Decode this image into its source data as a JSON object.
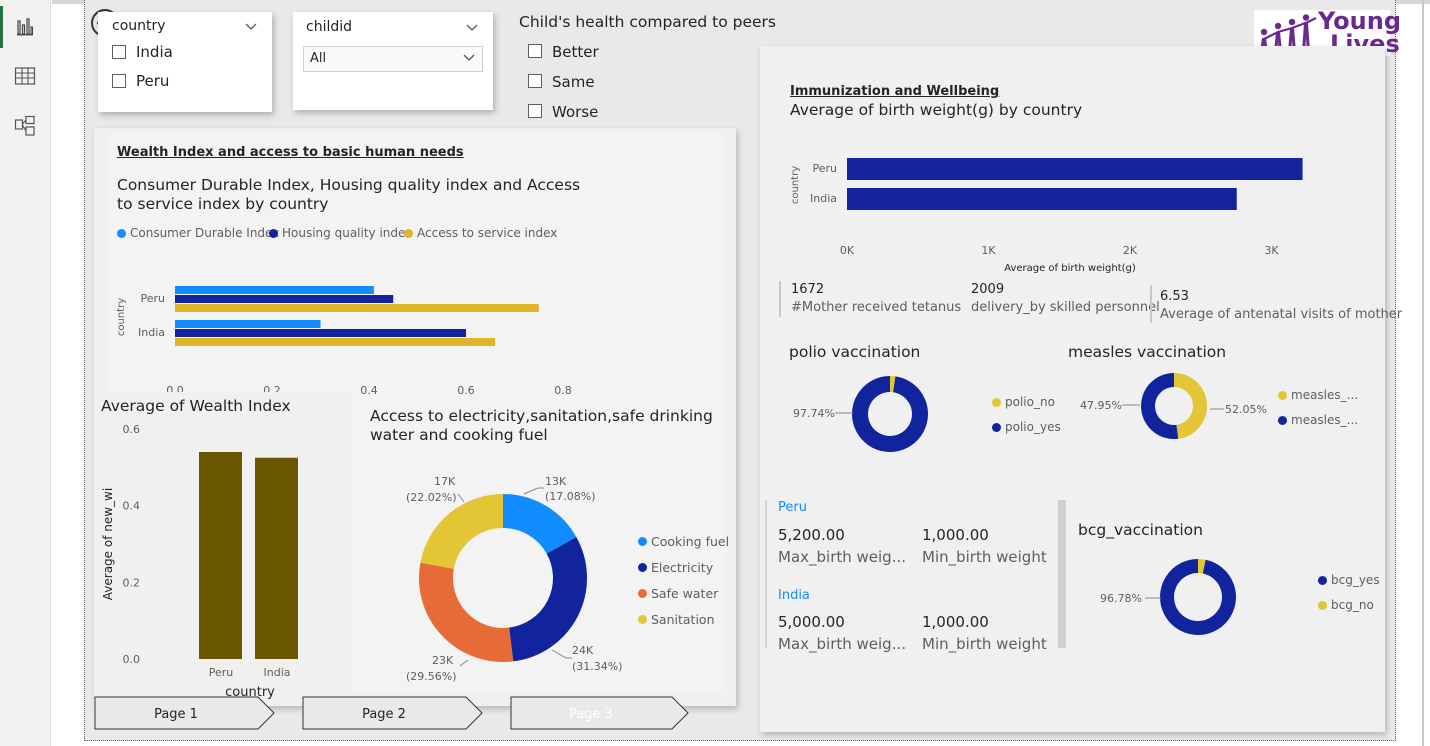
{
  "slicers": {
    "country": {
      "title": "country",
      "items": [
        "India",
        "Peru"
      ]
    },
    "childid": {
      "title": "childid",
      "selected": "All"
    },
    "health": {
      "title": "Child's health compared to peers",
      "items": [
        "Better",
        "Same",
        "Worse"
      ]
    }
  },
  "logo": {
    "line1": "Young",
    "line2": "Lives"
  },
  "wealth": {
    "section_title": "Wealth Index and access to basic human needs",
    "chart_title_line1": "Consumer Durable Index, Housing quality index and Access",
    "chart_title_line2": "to service index by country",
    "legend": [
      "Consumer Durable Index",
      "Housing quality index",
      "Access to service index"
    ]
  },
  "avg_wealth": {
    "title": "Average of Wealth Index",
    "ylabel": "Average of new_wi",
    "xlabel": "country"
  },
  "access": {
    "title_line1": "Access to electricity,sanitation,safe drinking",
    "title_line2": "water and cooking fuel",
    "legend": [
      "Cooking fuel",
      "Electricity",
      "Safe water",
      "Sanitation"
    ],
    "labels": [
      {
        "value": "13K",
        "pct": "(17.08%)"
      },
      {
        "value": "24K",
        "pct": "(31.34%)"
      },
      {
        "value": "23K",
        "pct": "(29.56%)"
      },
      {
        "value": "17K",
        "pct": "(22.02%)"
      }
    ]
  },
  "immun": {
    "section_title": "Immunization and Wellbeing",
    "chart_title": "Average of birth weight(g) by country",
    "xlabel": "Average of birth weight(g)",
    "ylabel": "country"
  },
  "kpis": [
    {
      "value": "1672",
      "label": "#Mother received tetanus"
    },
    {
      "value": "2009",
      "label": "delivery_by skilled personnel"
    },
    {
      "value": "6.53",
      "label": "Average of antenatal visits of mother"
    }
  ],
  "polio": {
    "title": "polio vaccination",
    "label_yes": "97.74%",
    "legend": [
      "polio_no",
      "polio_yes"
    ]
  },
  "measles": {
    "title": "measles vaccination",
    "label_left": "47.95%",
    "label_right": "52.05%",
    "legend": [
      "measles_...",
      "measles_..."
    ]
  },
  "bcg": {
    "title": "bcg_vaccination",
    "label_yes": "96.78%",
    "legend": [
      "bcg_yes",
      "bcg_no"
    ]
  },
  "birth_cards": [
    {
      "country": "Peru",
      "max_value": "5,200.00",
      "max_label": "Max_birth weig...",
      "min_value": "1,000.00",
      "min_label": "Min_birth weight"
    },
    {
      "country": "India",
      "max_value": "5,000.00",
      "max_label": "Max_birth weig...",
      "min_value": "1,000.00",
      "min_label": "Min_birth weight"
    }
  ],
  "nav": [
    "Page 1",
    "Page 2",
    "Page 3"
  ],
  "colors": {
    "light_blue": "#118dff",
    "dark_blue": "#12239e",
    "gold": "#e0b628",
    "orange": "#e66c37",
    "olive": "#6b5600",
    "sanitation_yellow": "#e3c535"
  },
  "chart_data": [
    {
      "type": "bar",
      "orientation": "horizontal",
      "categories": [
        "Peru",
        "India"
      ],
      "series": [
        {
          "name": "Consumer Durable Index",
          "values": [
            0.41,
            0.3
          ]
        },
        {
          "name": "Housing quality index",
          "values": [
            0.45,
            0.6
          ]
        },
        {
          "name": "Access to service index",
          "values": [
            0.75,
            0.66
          ]
        }
      ],
      "ylabel": "country",
      "xlim": [
        0,
        0.8
      ],
      "xticks": [
        "0.0",
        "0.2",
        "0.4",
        "0.6",
        "0.8"
      ]
    },
    {
      "type": "bar",
      "title": "Average of Wealth Index",
      "categories": [
        "Peru",
        "India"
      ],
      "values": [
        0.54,
        0.525
      ],
      "xlabel": "country",
      "ylabel": "Average of new_wi",
      "ylim": [
        0,
        0.6
      ],
      "yticks": [
        "0.0",
        "0.2",
        "0.4",
        "0.6"
      ]
    },
    {
      "type": "pie",
      "donut": true,
      "categories": [
        "Cooking fuel",
        "Electricity",
        "Safe water",
        "Sanitation"
      ],
      "values": [
        13,
        24,
        23,
        17
      ],
      "percents": [
        17.08,
        31.34,
        29.56,
        22.02
      ]
    },
    {
      "type": "bar",
      "orientation": "horizontal",
      "title": "Average of birth weight(g) by country",
      "categories": [
        "Peru",
        "India"
      ],
      "values": [
        3220,
        2755
      ],
      "xlim": [
        0,
        3400
      ],
      "xticks": [
        "0K",
        "1K",
        "2K",
        "3K"
      ],
      "xlabel": "Average of birth weight(g)",
      "ylabel": "country"
    },
    {
      "type": "pie",
      "donut": true,
      "title": "polio vaccination",
      "categories": [
        "polio_no",
        "polio_yes"
      ],
      "percents": [
        2.26,
        97.74
      ]
    },
    {
      "type": "pie",
      "donut": true,
      "title": "measles vaccination",
      "categories": [
        "measles_...",
        "measles_..."
      ],
      "percents": [
        47.95,
        52.05
      ]
    },
    {
      "type": "pie",
      "donut": true,
      "title": "bcg_vaccination",
      "categories": [
        "bcg_no",
        "bcg_yes"
      ],
      "percents": [
        3.22,
        96.78
      ]
    }
  ]
}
──────────────────────────────
Set problem: Copy every line of the data exactly as written, excluding the pictures.

Solved problem:
Decode this image into its source data as a JSON object.
{
  "slicers": {
    "country": {
      "title": "country",
      "items": [
        "India",
        "Peru"
      ]
    },
    "childid": {
      "title": "childid",
      "selected": "All"
    },
    "health": {
      "title": "Child's health compared to peers",
      "items": [
        "Better",
        "Same",
        "Worse"
      ]
    }
  },
  "logo": {
    "line1": "Young",
    "line2": "Lives"
  },
  "wealth": {
    "section_title": "Wealth Index and access to basic human needs",
    "chart_title_line1": "Consumer Durable Index, Housing quality index and Access",
    "chart_title_line2": "to service index by country",
    "legend": [
      "Consumer Durable Index",
      "Housing quality index",
      "Access to service index"
    ]
  },
  "avg_wealth": {
    "title": "Average of Wealth Index",
    "ylabel": "Average of new_wi",
    "xlabel": "country"
  },
  "access": {
    "title_line1": "Access to electricity,sanitation,safe drinking",
    "title_line2": "water and cooking fuel",
    "legend": [
      "Cooking fuel",
      "Electricity",
      "Safe water",
      "Sanitation"
    ],
    "labels": [
      {
        "value": "13K",
        "pct": "(17.08%)"
      },
      {
        "value": "24K",
        "pct": "(31.34%)"
      },
      {
        "value": "23K",
        "pct": "(29.56%)"
      },
      {
        "value": "17K",
        "pct": "(22.02%)"
      }
    ]
  },
  "immun": {
    "section_title": "Immunization and Wellbeing",
    "chart_title": "Average of birth weight(g) by country",
    "xlabel": "Average of birth weight(g)",
    "ylabel": "country"
  },
  "kpis": [
    {
      "value": "1672",
      "label": "#Mother received tetanus"
    },
    {
      "value": "2009",
      "label": "delivery_by skilled personnel"
    },
    {
      "value": "6.53",
      "label": "Average of antenatal visits of mother"
    }
  ],
  "polio": {
    "title": "polio vaccination",
    "label_yes": "97.74%",
    "legend": [
      "polio_no",
      "polio_yes"
    ]
  },
  "measles": {
    "title": "measles vaccination",
    "label_left": "47.95%",
    "label_right": "52.05%",
    "legend": [
      "measles_...",
      "measles_..."
    ]
  },
  "bcg": {
    "title": "bcg_vaccination",
    "label_yes": "96.78%",
    "legend": [
      "bcg_yes",
      "bcg_no"
    ]
  },
  "birth_cards": [
    {
      "country": "Peru",
      "max_value": "5,200.00",
      "max_label": "Max_birth weig...",
      "min_value": "1,000.00",
      "min_label": "Min_birth weight"
    },
    {
      "country": "India",
      "max_value": "5,000.00",
      "max_label": "Max_birth weig...",
      "min_value": "1,000.00",
      "min_label": "Min_birth weight"
    }
  ],
  "nav": [
    "Page 1",
    "Page 2",
    "Page 3"
  ],
  "colors": {
    "light_blue": "#118dff",
    "dark_blue": "#12239e",
    "gold": "#e0b628",
    "orange": "#e66c37",
    "olive": "#6b5600",
    "sanitation_yellow": "#e3c535"
  },
  "chart_data": [
    {
      "type": "bar",
      "orientation": "horizontal",
      "categories": [
        "Peru",
        "India"
      ],
      "series": [
        {
          "name": "Consumer Durable Index",
          "values": [
            0.41,
            0.3
          ]
        },
        {
          "name": "Housing quality index",
          "values": [
            0.45,
            0.6
          ]
        },
        {
          "name": "Access to service index",
          "values": [
            0.75,
            0.66
          ]
        }
      ],
      "ylabel": "country",
      "xlim": [
        0,
        0.8
      ],
      "xticks": [
        "0.0",
        "0.2",
        "0.4",
        "0.6",
        "0.8"
      ]
    },
    {
      "type": "bar",
      "title": "Average of Wealth Index",
      "categories": [
        "Peru",
        "India"
      ],
      "values": [
        0.54,
        0.525
      ],
      "xlabel": "country",
      "ylabel": "Average of new_wi",
      "ylim": [
        0,
        0.6
      ],
      "yticks": [
        "0.0",
        "0.2",
        "0.4",
        "0.6"
      ]
    },
    {
      "type": "pie",
      "donut": true,
      "categories": [
        "Cooking fuel",
        "Electricity",
        "Safe water",
        "Sanitation"
      ],
      "values": [
        13,
        24,
        23,
        17
      ],
      "percents": [
        17.08,
        31.34,
        29.56,
        22.02
      ]
    },
    {
      "type": "bar",
      "orientation": "horizontal",
      "title": "Average of birth weight(g) by country",
      "categories": [
        "Peru",
        "India"
      ],
      "values": [
        3220,
        2755
      ],
      "xlim": [
        0,
        3400
      ],
      "xticks": [
        "0K",
        "1K",
        "2K",
        "3K"
      ],
      "xlabel": "Average of birth weight(g)",
      "ylabel": "country"
    },
    {
      "type": "pie",
      "donut": true,
      "title": "polio vaccination",
      "categories": [
        "polio_no",
        "polio_yes"
      ],
      "percents": [
        2.26,
        97.74
      ]
    },
    {
      "type": "pie",
      "donut": true,
      "title": "measles vaccination",
      "categories": [
        "measles_...",
        "measles_..."
      ],
      "percents": [
        47.95,
        52.05
      ]
    },
    {
      "type": "pie",
      "donut": true,
      "title": "bcg_vaccination",
      "categories": [
        "bcg_no",
        "bcg_yes"
      ],
      "percents": [
        3.22,
        96.78
      ]
    }
  ]
}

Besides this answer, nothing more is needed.